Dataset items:
==================================================

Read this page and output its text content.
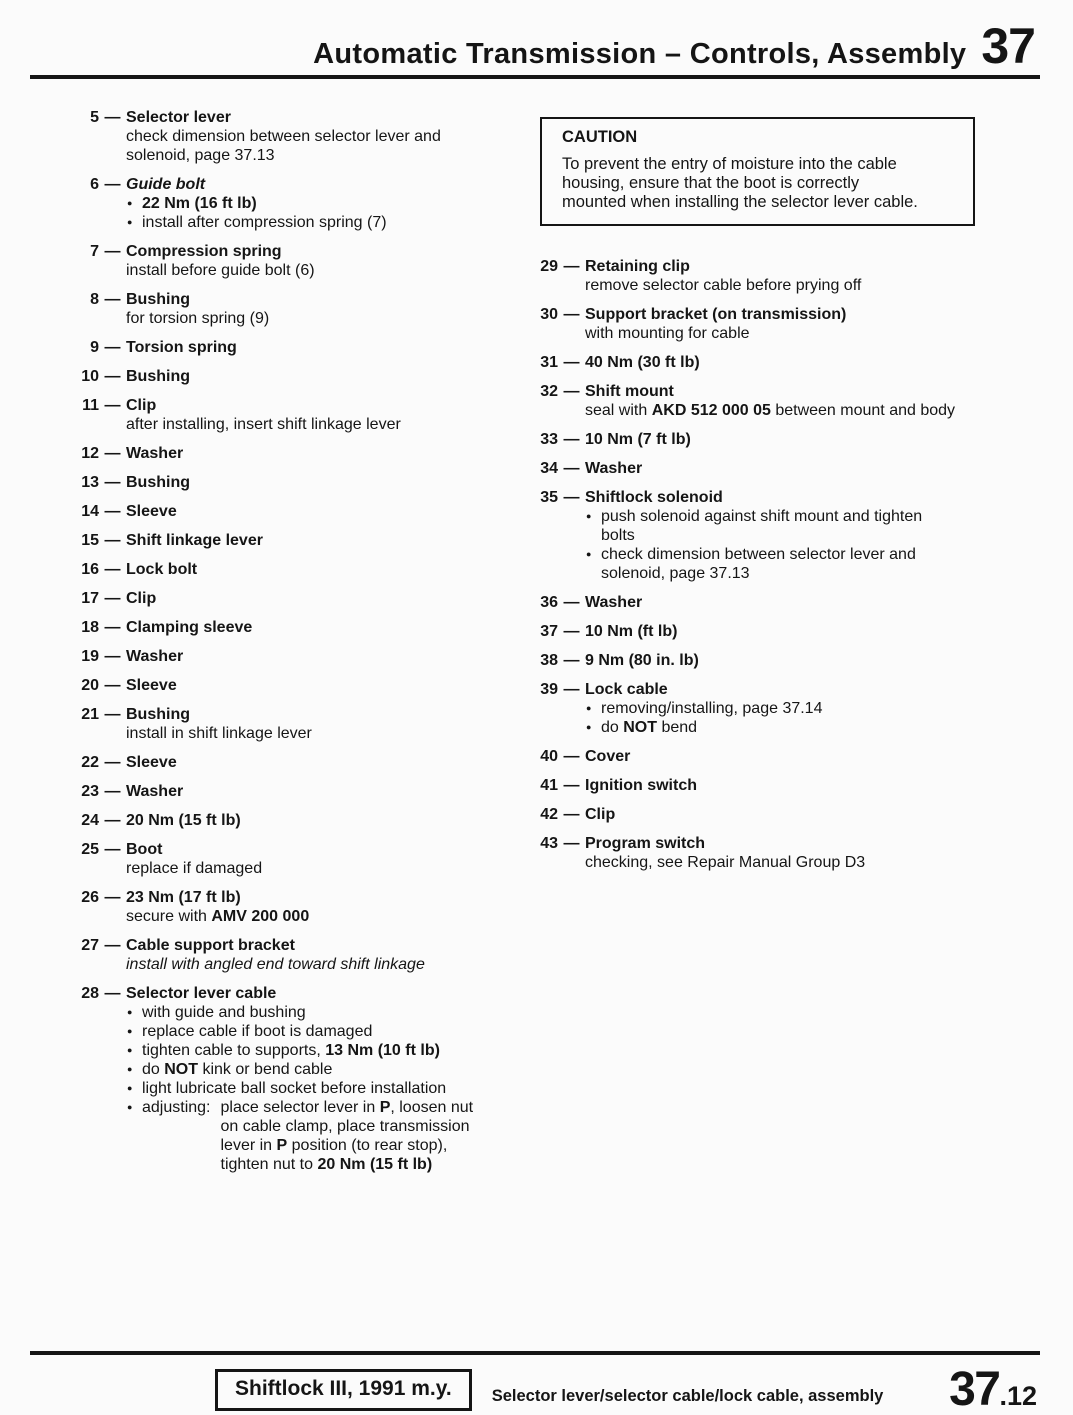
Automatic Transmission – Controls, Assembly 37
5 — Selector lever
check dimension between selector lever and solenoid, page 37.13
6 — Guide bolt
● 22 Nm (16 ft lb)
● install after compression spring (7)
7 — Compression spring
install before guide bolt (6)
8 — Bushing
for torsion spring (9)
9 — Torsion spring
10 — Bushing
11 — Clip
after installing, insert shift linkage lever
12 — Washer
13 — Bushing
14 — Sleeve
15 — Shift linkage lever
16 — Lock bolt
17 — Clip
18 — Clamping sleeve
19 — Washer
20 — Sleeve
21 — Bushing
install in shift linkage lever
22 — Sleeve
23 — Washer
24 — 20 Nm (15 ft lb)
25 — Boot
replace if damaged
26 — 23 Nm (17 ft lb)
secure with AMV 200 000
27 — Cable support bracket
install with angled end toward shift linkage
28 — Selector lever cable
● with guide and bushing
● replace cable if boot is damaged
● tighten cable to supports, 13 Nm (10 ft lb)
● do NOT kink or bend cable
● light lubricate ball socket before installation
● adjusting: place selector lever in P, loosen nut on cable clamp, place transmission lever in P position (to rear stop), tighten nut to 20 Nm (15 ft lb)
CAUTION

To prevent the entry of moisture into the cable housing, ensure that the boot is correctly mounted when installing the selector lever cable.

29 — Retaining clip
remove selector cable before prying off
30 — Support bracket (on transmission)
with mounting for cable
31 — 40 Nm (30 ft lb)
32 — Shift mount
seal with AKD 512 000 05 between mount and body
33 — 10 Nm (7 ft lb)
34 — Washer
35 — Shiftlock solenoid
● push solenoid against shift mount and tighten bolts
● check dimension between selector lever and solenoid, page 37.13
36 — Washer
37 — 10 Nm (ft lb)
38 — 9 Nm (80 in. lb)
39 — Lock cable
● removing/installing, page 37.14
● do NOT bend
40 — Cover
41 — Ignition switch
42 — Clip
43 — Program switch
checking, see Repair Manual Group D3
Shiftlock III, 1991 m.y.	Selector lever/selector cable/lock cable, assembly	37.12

==================================================

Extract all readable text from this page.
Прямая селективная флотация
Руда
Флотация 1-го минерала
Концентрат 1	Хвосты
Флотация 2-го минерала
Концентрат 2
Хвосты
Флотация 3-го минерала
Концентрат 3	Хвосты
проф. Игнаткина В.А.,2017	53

==================================================

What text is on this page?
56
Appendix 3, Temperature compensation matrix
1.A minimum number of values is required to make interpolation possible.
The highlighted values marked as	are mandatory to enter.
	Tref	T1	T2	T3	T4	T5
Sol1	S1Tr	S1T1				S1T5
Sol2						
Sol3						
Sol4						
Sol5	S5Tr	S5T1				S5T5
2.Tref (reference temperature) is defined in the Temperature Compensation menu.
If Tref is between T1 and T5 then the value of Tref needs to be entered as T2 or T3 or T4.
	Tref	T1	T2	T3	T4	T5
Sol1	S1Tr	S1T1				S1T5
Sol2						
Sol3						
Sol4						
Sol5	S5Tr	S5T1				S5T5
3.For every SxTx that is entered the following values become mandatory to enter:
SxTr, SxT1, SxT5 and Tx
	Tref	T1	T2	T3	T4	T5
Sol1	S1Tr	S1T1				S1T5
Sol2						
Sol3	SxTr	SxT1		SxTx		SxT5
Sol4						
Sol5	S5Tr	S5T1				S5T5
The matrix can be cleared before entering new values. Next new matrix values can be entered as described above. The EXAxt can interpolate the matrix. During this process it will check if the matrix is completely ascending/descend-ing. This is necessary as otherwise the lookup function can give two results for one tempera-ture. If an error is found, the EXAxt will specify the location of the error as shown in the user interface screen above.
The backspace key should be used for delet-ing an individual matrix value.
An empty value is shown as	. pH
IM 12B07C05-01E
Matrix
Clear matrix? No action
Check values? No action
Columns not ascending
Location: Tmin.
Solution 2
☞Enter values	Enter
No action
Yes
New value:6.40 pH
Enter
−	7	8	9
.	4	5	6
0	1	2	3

==================================================

Instructions to follow:
Select from the material above each line in which the string "with" appears, and list those lines.

Completed task:
secure with AMV 200 000
install with angled end toward shift linkage
● with guide and bushing
with mounting for cable
seal with AKD 512 000 05 between mount and body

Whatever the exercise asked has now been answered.